(Data items)
# # #

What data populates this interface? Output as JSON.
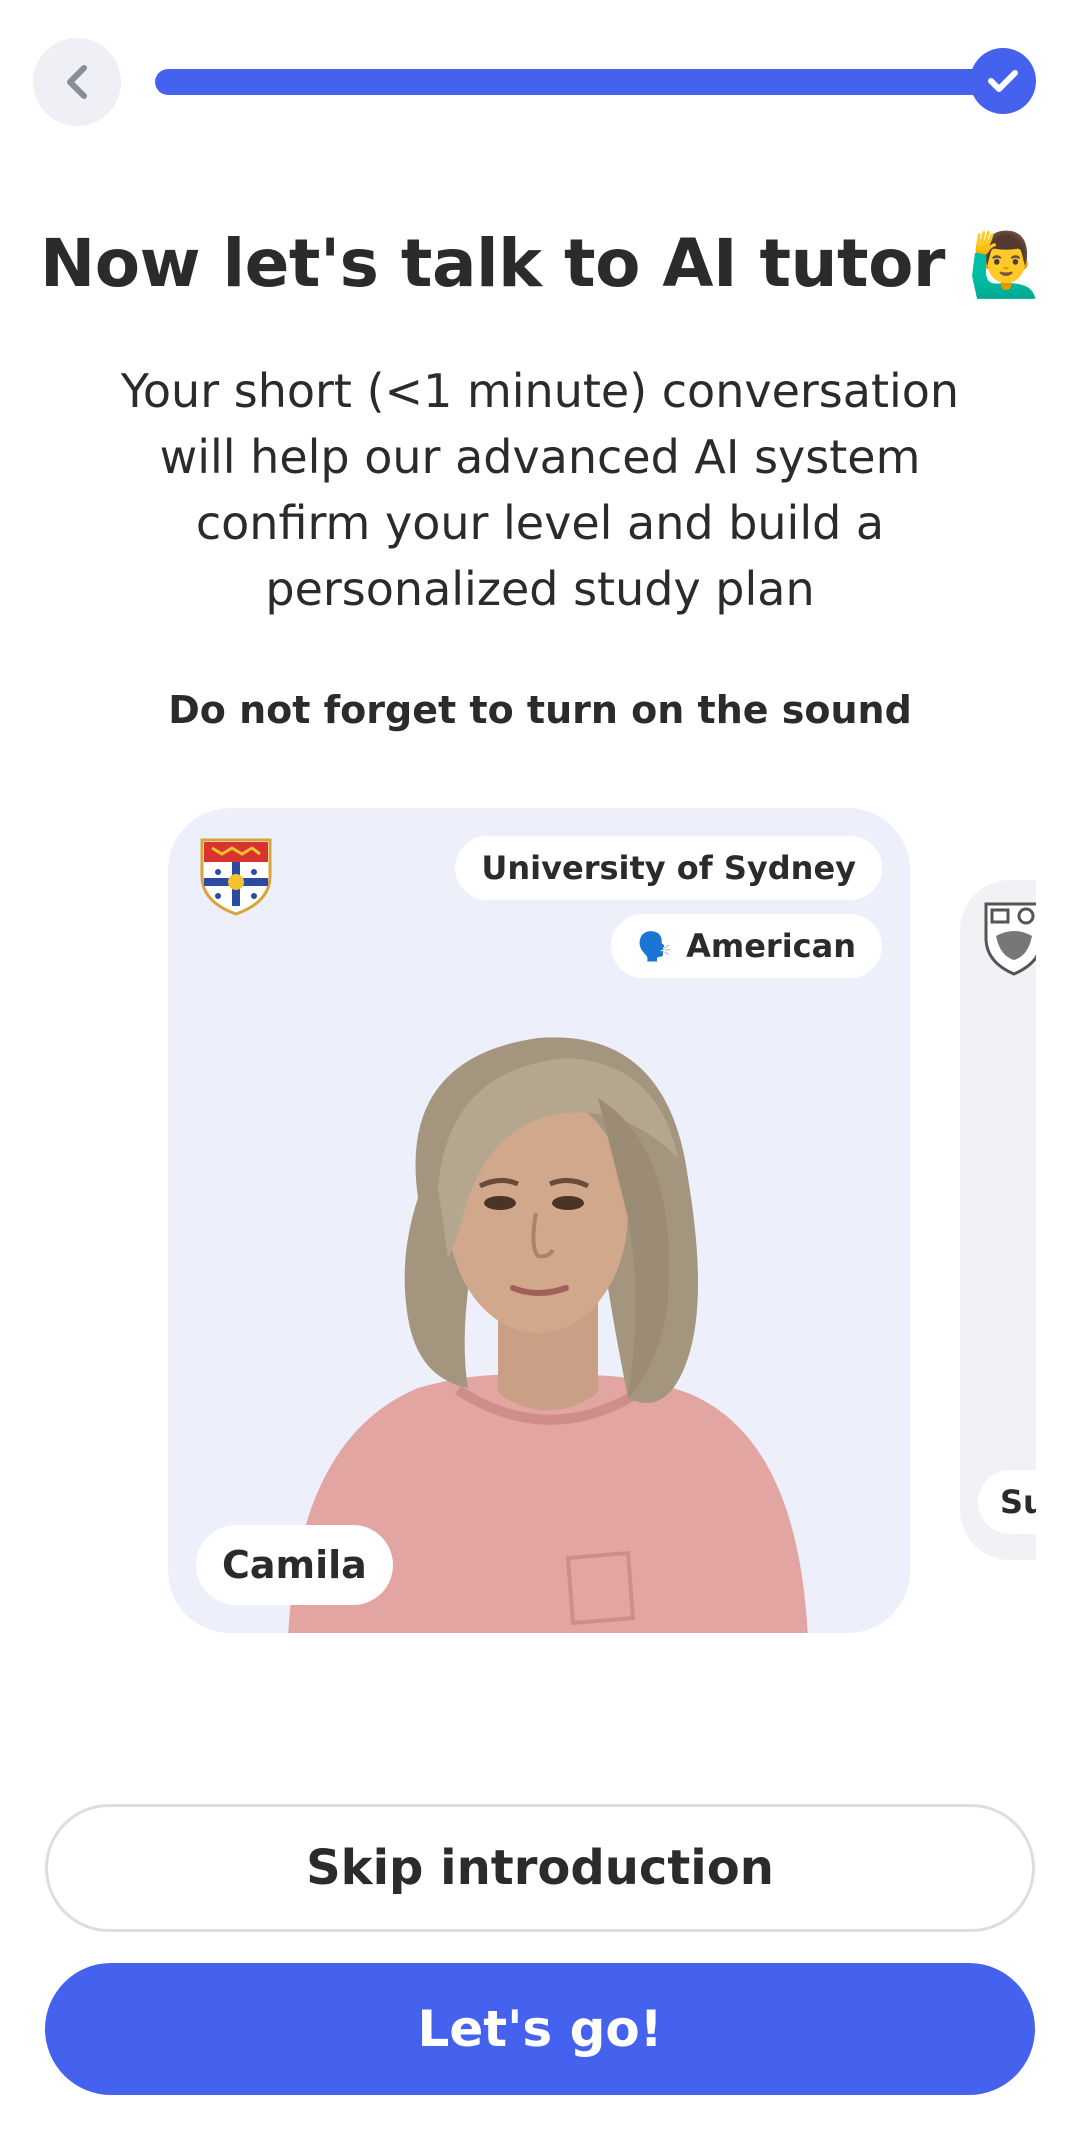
{
  "header": {
    "progress_percent": 100
  },
  "intro": {
    "title": "Now let's talk to AI tutor",
    "title_emoji": "🙋‍♂️",
    "description": "Your short (<1 minute) conversation will help our advanced AI system confirm your level and build a personalized study plan",
    "sound_note": "Do not forget to turn on the sound"
  },
  "tutor_cards": [
    {
      "name": "Camila",
      "university": "University of Sydney",
      "accent": "American",
      "accent_icon": "🗣️"
    },
    {
      "name_partial": "Su"
    }
  ],
  "actions": {
    "skip_label": "Skip introduction",
    "go_label": "Let's go!"
  },
  "colors": {
    "accent": "#4562ef",
    "card_background": "#edf0fa"
  }
}
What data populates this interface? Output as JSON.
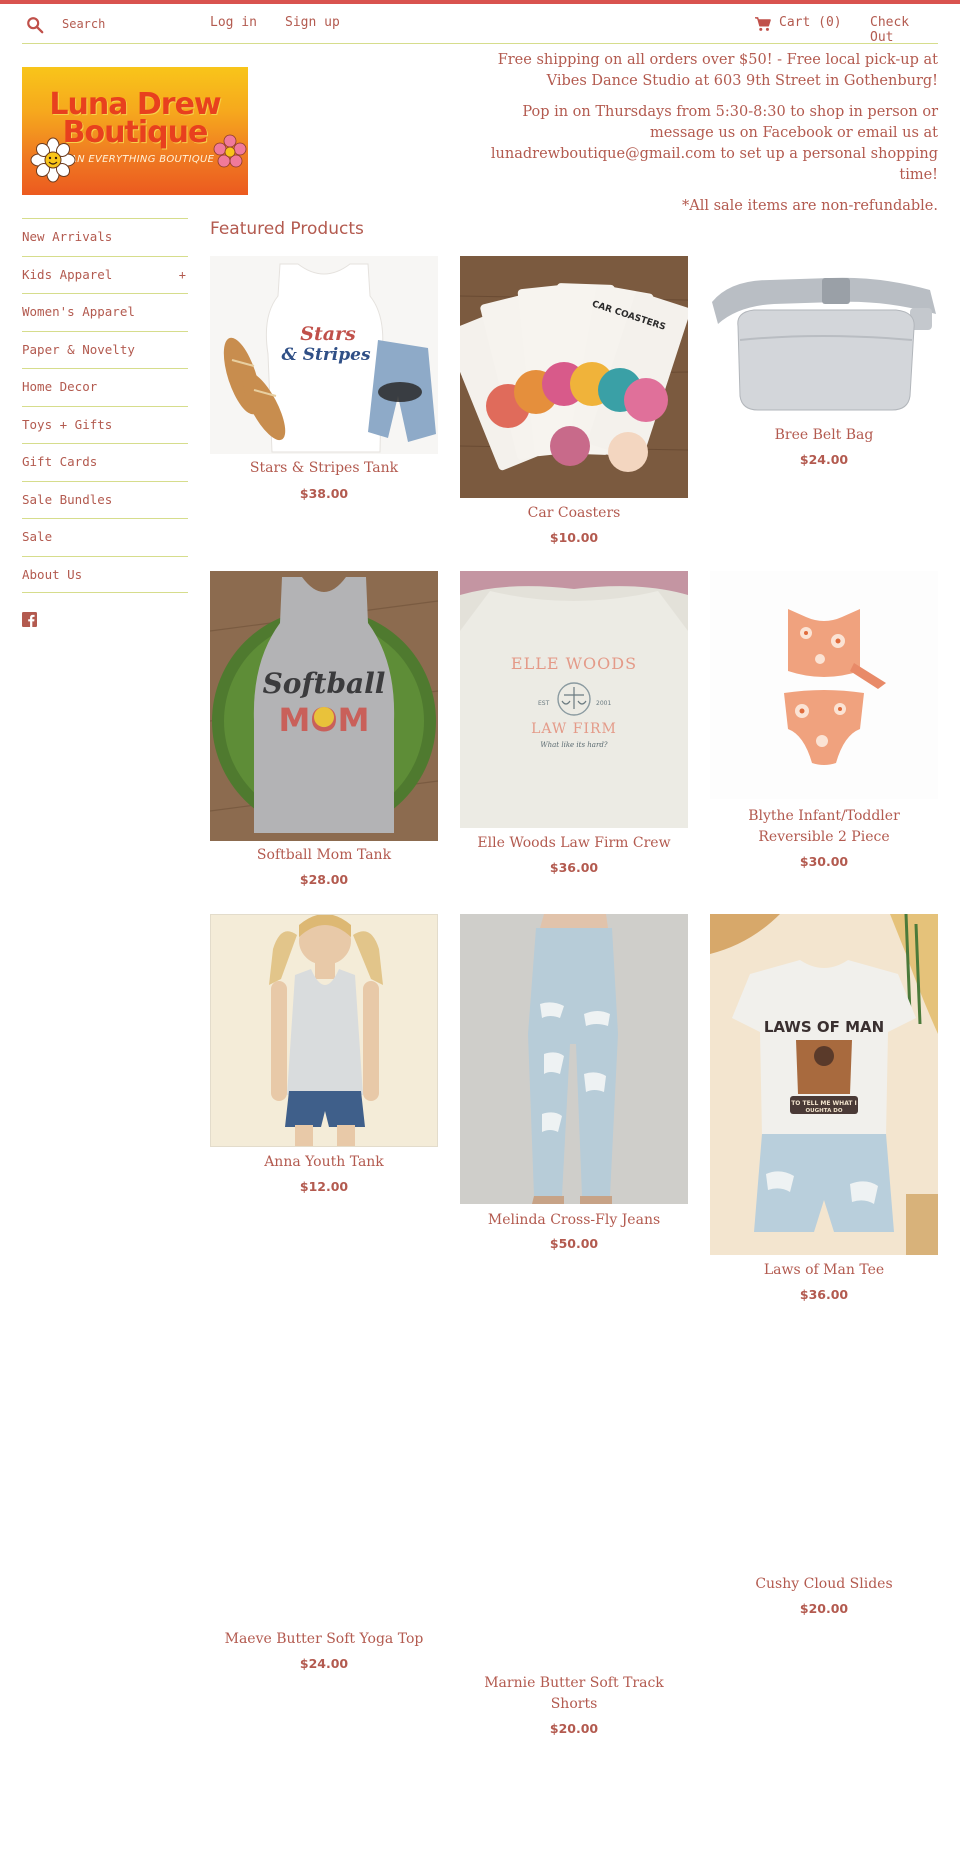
{
  "header": {
    "search_placeholder": "Search",
    "login": "Log in",
    "signup": "Sign up",
    "cart": "Cart (0)",
    "checkout": "Check Out"
  },
  "logo": {
    "line1": "Luna Drew",
    "line2": "Boutique",
    "tagline": "AN EVERYTHING BOUTIQUE"
  },
  "announcement": {
    "line1": "Free shipping on all orders over $50! - Free local pick-up at Vibes Dance Studio at 603 9th Street in Gothenburg!",
    "line2": "Pop in on Thursdays from 5:30-8:30 to shop in person or message us on Facebook or email us at lunadrewboutique@gmail.com to set up a personal shopping time!",
    "line3": "*All sale items are non-refundable."
  },
  "sidebar": {
    "items": [
      {
        "label": "New Arrivals"
      },
      {
        "label": "Kids Apparel",
        "expand": "+"
      },
      {
        "label": "Women's Apparel"
      },
      {
        "label": "Paper & Novelty"
      },
      {
        "label": "Home Decor"
      },
      {
        "label": "Toys + Gifts"
      },
      {
        "label": "Gift Cards"
      },
      {
        "label": "Sale Bundles"
      },
      {
        "label": "Sale"
      },
      {
        "label": "About Us"
      }
    ]
  },
  "featured_title": "Featured Products",
  "products": [
    {
      "name": "Stars & Stripes Tank",
      "price": "$38.00",
      "image_text_1": "Stars",
      "image_text_2": "& Stripes"
    },
    {
      "name": "Car Coasters",
      "price": "$10.00",
      "image_text_1": "CAR COASTERS"
    },
    {
      "name": "Bree Belt Bag",
      "price": "$24.00"
    },
    {
      "name": "Softball Mom Tank",
      "price": "$28.00",
      "image_text_1": "Softball",
      "image_text_2": "MOM"
    },
    {
      "name": "Elle Woods Law Firm Crew",
      "price": "$36.00",
      "image_text_1": "ELLE WOODS",
      "image_text_2": "LAW FIRM",
      "image_text_3": "What like its hard?",
      "image_text_4": "EST",
      "image_text_5": "2001"
    },
    {
      "name": "Blythe Infant/Toddler Reversible 2 Piece",
      "price": "$30.00"
    },
    {
      "name": "Anna Youth Tank",
      "price": "$12.00"
    },
    {
      "name": "Melinda Cross-Fly Jeans",
      "price": "$50.00"
    },
    {
      "name": "Laws of Man Tee",
      "price": "$36.00",
      "image_text_1": "LAWS OF MAN",
      "image_text_2": "TO TELL ME WHAT I",
      "image_text_3": "OUGHTA DO"
    },
    {
      "name": "Maeve Butter Soft Yoga Top",
      "price": "$24.00"
    },
    {
      "name": "Marnie Butter Soft Track Shorts",
      "price": "$20.00"
    },
    {
      "name": "Cushy Cloud Slides",
      "price": "$20.00"
    }
  ],
  "colors": {
    "accent": "#d9534f",
    "text": "#b35a4f",
    "divider": "#d6dd8c"
  }
}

# # #

SET TASK:
Quote all the lines above exactly as given. Do not include the pictures.

CORRECT ANSWER:
What data populates this interface? Output as JSON.
{
  "header": {
    "progress_percent": 100
  },
  "intro": {
    "title": "Now let's talk to AI tutor",
    "title_emoji": "🙋‍♂️",
    "description": "Your short (<1 minute) conversation will help our advanced AI system confirm your level and build a personalized study plan",
    "sound_note": "Do not forget to turn on the sound"
  },
  "tutor_cards": [
    {
      "name": "Camila",
      "university": "University of Sydney",
      "accent": "American",
      "accent_icon": "🗣️"
    },
    {
      "name_partial": "Su"
    }
  ],
  "actions": {
    "skip_label": "Skip introduction",
    "go_label": "Let's go!"
  },
  "colors": {
    "accent": "#4562ef",
    "card_background": "#edf0fa"
  }
}
What data populates this interface? Output as JSON.
{
  "header": {
    "search_placeholder": "Search",
    "login": "Log in",
    "signup": "Sign up",
    "cart": "Cart (0)",
    "checkout": "Check Out"
  },
  "logo": {
    "line1": "Luna Drew",
    "line2": "Boutique",
    "tagline": "AN EVERYTHING BOUTIQUE"
  },
  "announcement": {
    "line1": "Free shipping on all orders over $50! - Free local pick-up at Vibes Dance Studio at 603 9th Street in Gothenburg!",
    "line2": "Pop in on Thursdays from 5:30-8:30 to shop in person or message us on Facebook or email us at lunadrewboutique@gmail.com to set up a personal shopping time!",
    "line3": "*All sale items are non-refundable."
  },
  "sidebar": {
    "items": [
      {
        "label": "New Arrivals"
      },
      {
        "label": "Kids Apparel",
        "expand": "+"
      },
      {
        "label": "Women's Apparel"
      },
      {
        "label": "Paper & Novelty"
      },
      {
        "label": "Home Decor"
      },
      {
        "label": "Toys + Gifts"
      },
      {
        "label": "Gift Cards"
      },
      {
        "label": "Sale Bundles"
      },
      {
        "label": "Sale"
      },
      {
        "label": "About Us"
      }
    ]
  },
  "featured_title": "Featured Products",
  "products": [
    {
      "name": "Stars & Stripes Tank",
      "price": "$38.00",
      "image_text_1": "Stars",
      "image_text_2": "& Stripes"
    },
    {
      "name": "Car Coasters",
      "price": "$10.00",
      "image_text_1": "CAR COASTERS"
    },
    {
      "name": "Bree Belt Bag",
      "price": "$24.00"
    },
    {
      "name": "Softball Mom Tank",
      "price": "$28.00",
      "image_text_1": "Softball",
      "image_text_2": "MOM"
    },
    {
      "name": "Elle Woods Law Firm Crew",
      "price": "$36.00",
      "image_text_1": "ELLE WOODS",
      "image_text_2": "LAW FIRM",
      "image_text_3": "What like its hard?",
      "image_text_4": "EST",
      "image_text_5": "2001"
    },
    {
      "name": "Blythe Infant/Toddler Reversible 2 Piece",
      "price": "$30.00"
    },
    {
      "name": "Anna Youth Tank",
      "price": "$12.00"
    },
    {
      "name": "Melinda Cross-Fly Jeans",
      "price": "$50.00"
    },
    {
      "name": "Laws of Man Tee",
      "price": "$36.00",
      "image_text_1": "LAWS OF MAN",
      "image_text_2": "TO TELL ME WHAT I",
      "image_text_3": "OUGHTA DO"
    },
    {
      "name": "Maeve Butter Soft Yoga Top",
      "price": "$24.00"
    },
    {
      "name": "Marnie Butter Soft Track Shorts",
      "price": "$20.00"
    },
    {
      "name": "Cushy Cloud Slides",
      "price": "$20.00"
    }
  ],
  "colors": {
    "accent": "#d9534f",
    "text": "#b35a4f",
    "divider": "#d6dd8c"
  }
}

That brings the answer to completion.